TO DO
Copy the full set of lines exactly as given.
··········
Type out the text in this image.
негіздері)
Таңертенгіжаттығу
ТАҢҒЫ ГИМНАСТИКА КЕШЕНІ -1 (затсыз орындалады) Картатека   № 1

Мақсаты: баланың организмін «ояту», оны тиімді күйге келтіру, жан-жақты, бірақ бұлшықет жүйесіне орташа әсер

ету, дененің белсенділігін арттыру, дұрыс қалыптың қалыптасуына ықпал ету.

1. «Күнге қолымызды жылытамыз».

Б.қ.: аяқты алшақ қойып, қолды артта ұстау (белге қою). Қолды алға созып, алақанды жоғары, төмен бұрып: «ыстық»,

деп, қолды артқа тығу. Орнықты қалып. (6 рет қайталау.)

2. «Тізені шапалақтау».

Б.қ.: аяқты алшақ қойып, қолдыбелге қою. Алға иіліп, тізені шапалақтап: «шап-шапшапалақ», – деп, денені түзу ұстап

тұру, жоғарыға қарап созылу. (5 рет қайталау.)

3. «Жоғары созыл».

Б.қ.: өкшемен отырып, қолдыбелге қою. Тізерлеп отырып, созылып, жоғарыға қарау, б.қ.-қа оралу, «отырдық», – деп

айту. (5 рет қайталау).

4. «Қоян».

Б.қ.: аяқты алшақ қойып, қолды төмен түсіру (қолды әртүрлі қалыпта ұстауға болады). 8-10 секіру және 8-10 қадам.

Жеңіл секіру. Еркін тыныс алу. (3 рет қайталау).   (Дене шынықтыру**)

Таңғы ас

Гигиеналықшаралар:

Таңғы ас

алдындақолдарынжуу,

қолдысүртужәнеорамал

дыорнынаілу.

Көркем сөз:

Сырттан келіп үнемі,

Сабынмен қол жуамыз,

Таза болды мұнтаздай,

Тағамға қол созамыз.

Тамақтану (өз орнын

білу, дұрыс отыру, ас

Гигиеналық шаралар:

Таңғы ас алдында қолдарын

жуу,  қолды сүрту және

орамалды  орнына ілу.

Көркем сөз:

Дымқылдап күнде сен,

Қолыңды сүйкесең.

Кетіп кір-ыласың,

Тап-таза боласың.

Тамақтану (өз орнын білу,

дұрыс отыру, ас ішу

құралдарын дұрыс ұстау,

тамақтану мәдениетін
··········
TASK ANSWER
Type out the text in this image.
негіздері)
Таңертенгіжаттығу
ТАҢҒЫ ГИМНАСТИКА КЕШЕНІ -1 (затсыз орындалады) Картатека   № 1

Мақсаты: баланың организмін «ояту», оны тиімді күйге келтіру, жан-жақты, бірақ бұлшықет жүйесіне орташа әсер

ету, дененің белсенділігін арттыру, дұрыс қалыптың қалыптасуына ықпал ету.

1. «Күнге қолымызды жылытамыз».

Б.қ.: аяқты алшақ қойып, қолды артта ұстау (белге қою). Қолды алға созып, алақанды жоғары, төмен бұрып: «ыстық»,

деп, қолды артқа тығу. Орнықты қалып. (6 рет қайталау.)

2. «Тізені шапалақтау».

Б.қ.: аяқты алшақ қойып, қолдыбелге қою. Алға иіліп, тізені шапалақтап: «шап-шапшапалақ», – деп, денені түзу ұстап

тұру, жоғарыға қарап созылу. (5 рет қайталау.)

3. «Жоғары созыл».

Б.қ.: өкшемен отырып, қолдыбелге қою. Тізерлеп отырып, созылып, жоғарыға қарау, б.қ.-қа оралу, «отырдық», – деп

айту. (5 рет қайталау).

4. «Қоян».

Б.қ.: аяқты алшақ қойып, қолды төмен түсіру (қолды әртүрлі қалыпта ұстауға болады). 8-10 секіру және 8-10 қадам.

Жеңіл секіру. Еркін тыныс алу. (3 рет қайталау).   (Дене шынықтыру**)

Таңғы ас

Гигиеналықшаралар:

Таңғы ас

алдындақолдарынжуу,

қолдысүртужәнеорамал

дыорнынаілу.

Көркем сөз:

Сырттан келіп үнемі,

Сабынмен қол жуамыз,

Таза болды мұнтаздай,

Тағамға қол созамыз.

Тамақтану (өз орнын

білу, дұрыс отыру, ас

Гигиеналық шаралар:

Таңғы ас алдында қолдарын

жуу,  қолды сүрту және

орамалды  орнына ілу.

Көркем сөз:

Дымқылдап күнде сен,

Қолыңды сүйкесең.

Кетіп кір-ыласың,

Тап-таза боласың.

Тамақтану (өз орнын білу,

дұрыс отыру, ас ішу

құралдарын дұрыс ұстау,

тамақтану мәдениетін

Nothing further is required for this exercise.